>> Start Record extracts

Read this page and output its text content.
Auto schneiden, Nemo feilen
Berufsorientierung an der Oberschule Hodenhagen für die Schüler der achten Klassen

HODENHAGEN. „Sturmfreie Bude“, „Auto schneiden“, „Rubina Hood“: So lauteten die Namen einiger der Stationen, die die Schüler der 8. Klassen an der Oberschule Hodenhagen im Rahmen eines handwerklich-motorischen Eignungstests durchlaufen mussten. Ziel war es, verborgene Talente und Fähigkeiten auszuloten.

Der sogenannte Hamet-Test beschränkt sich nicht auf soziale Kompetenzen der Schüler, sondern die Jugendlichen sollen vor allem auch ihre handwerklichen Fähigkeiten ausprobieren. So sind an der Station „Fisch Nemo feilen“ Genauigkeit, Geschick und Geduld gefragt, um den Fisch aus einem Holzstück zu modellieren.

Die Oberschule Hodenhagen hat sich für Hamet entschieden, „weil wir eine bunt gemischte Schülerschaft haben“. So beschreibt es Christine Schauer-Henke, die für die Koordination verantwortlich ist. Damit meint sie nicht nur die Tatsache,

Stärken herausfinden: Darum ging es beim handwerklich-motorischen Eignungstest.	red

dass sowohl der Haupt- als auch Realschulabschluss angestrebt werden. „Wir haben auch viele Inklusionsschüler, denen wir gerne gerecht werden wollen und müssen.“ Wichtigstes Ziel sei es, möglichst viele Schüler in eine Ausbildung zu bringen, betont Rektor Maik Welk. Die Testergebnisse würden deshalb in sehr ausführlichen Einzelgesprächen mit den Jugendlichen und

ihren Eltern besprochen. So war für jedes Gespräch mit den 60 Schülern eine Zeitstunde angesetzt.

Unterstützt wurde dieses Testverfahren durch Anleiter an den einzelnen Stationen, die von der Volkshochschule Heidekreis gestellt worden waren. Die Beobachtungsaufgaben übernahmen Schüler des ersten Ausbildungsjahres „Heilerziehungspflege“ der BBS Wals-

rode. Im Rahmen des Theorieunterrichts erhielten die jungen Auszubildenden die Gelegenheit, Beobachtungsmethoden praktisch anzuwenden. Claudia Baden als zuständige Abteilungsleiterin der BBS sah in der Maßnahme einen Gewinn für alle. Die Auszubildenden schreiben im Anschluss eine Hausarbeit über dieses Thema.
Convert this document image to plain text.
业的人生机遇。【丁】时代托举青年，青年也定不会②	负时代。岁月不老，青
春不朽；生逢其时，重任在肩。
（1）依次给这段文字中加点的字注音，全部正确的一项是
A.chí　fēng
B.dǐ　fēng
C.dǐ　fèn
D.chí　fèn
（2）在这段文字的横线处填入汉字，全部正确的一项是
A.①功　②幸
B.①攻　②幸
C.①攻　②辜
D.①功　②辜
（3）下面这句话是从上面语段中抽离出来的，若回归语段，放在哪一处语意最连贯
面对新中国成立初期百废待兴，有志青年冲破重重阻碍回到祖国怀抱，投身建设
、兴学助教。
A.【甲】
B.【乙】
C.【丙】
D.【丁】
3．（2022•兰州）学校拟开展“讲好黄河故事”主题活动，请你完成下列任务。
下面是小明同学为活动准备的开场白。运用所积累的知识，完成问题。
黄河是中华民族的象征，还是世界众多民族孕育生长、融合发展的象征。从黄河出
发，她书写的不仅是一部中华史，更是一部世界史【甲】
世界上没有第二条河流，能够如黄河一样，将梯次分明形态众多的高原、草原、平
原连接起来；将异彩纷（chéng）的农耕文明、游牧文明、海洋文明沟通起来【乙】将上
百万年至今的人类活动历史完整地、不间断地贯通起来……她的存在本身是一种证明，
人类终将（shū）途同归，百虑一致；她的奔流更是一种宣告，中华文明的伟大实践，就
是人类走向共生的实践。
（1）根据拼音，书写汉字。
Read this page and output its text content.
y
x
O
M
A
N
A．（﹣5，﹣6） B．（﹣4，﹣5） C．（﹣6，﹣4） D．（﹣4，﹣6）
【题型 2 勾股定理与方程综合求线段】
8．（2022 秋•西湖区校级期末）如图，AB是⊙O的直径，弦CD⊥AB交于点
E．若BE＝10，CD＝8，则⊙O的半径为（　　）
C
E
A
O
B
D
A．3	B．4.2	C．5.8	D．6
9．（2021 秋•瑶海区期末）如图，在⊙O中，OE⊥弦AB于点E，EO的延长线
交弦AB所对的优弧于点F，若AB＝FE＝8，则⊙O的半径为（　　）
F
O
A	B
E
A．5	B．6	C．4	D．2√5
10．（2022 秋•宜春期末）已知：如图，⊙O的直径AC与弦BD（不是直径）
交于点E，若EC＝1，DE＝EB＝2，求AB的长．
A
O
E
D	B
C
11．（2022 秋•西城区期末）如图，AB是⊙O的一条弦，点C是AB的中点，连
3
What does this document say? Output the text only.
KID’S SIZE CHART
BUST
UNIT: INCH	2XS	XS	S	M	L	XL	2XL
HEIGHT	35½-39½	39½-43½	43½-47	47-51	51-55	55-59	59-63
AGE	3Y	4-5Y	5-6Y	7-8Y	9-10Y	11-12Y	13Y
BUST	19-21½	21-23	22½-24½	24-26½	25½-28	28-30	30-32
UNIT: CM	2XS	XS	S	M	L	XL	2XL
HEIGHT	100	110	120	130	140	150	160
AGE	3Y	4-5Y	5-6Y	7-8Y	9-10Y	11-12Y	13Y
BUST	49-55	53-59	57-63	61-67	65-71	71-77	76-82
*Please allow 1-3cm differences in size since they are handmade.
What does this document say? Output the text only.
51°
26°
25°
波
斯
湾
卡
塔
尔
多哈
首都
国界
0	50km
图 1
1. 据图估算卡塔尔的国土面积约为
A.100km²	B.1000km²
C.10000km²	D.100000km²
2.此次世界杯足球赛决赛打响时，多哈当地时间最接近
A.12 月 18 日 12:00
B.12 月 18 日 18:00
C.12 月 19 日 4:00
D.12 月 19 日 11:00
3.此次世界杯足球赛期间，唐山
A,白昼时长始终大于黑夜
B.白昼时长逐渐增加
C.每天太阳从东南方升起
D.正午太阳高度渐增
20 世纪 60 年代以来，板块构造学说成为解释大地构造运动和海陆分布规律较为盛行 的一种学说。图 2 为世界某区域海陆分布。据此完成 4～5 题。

>> End Record extracts

**Description of the task:** A single figure is required: the number of lines above in which the word "UNIT" occurs.

**Exercise solution:** 2